Requirement –
Reproduce each of the lines word for word.

Exercise input –
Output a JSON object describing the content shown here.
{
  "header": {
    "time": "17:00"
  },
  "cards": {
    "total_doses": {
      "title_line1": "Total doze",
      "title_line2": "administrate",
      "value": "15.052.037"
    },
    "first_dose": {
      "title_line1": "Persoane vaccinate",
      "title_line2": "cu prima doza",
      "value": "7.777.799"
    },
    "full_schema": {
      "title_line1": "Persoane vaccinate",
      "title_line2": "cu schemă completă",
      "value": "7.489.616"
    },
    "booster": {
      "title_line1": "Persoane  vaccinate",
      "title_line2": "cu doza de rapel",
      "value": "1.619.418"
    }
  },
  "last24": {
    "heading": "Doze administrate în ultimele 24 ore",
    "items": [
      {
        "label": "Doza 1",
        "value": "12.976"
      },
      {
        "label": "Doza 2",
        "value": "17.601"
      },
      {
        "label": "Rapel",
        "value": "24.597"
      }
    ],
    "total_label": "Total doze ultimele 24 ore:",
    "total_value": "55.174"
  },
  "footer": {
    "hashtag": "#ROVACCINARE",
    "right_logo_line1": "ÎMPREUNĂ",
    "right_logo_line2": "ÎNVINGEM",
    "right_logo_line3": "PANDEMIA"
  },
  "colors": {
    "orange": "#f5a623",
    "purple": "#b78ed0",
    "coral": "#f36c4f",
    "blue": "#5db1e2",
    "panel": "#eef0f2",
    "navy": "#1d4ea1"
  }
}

Full response –
Output a JSON object describing the content shown here.
{
  "header": {
    "time": "17:00"
  },
  "cards": {
    "total_doses": {
      "title_line1": "Total doze",
      "title_line2": "administrate",
      "value": "15.052.037"
    },
    "first_dose": {
      "title_line1": "Persoane vaccinate",
      "title_line2": "cu prima doza",
      "value": "7.777.799"
    },
    "full_schema": {
      "title_line1": "Persoane vaccinate",
      "title_line2": "cu schemă completă",
      "value": "7.489.616"
    },
    "booster": {
      "title_line1": "Persoane  vaccinate",
      "title_line2": "cu doza de rapel",
      "value": "1.619.418"
    }
  },
  "last24": {
    "heading": "Doze administrate în ultimele 24 ore",
    "items": [
      {
        "label": "Doza 1",
        "value": "12.976"
      },
      {
        "label": "Doza 2",
        "value": "17.601"
      },
      {
        "label": "Rapel",
        "value": "24.597"
      }
    ],
    "total_label": "Total doze ultimele 24 ore:",
    "total_value": "55.174"
  },
  "footer": {
    "hashtag": "#ROVACCINARE",
    "right_logo_line1": "ÎMPREUNĂ",
    "right_logo_line2": "ÎNVINGEM",
    "right_logo_line3": "PANDEMIA"
  },
  "colors": {
    "orange": "#f5a623",
    "purple": "#b78ed0",
    "coral": "#f36c4f",
    "blue": "#5db1e2",
    "panel": "#eef0f2",
    "navy": "#1d4ea1"
  }
}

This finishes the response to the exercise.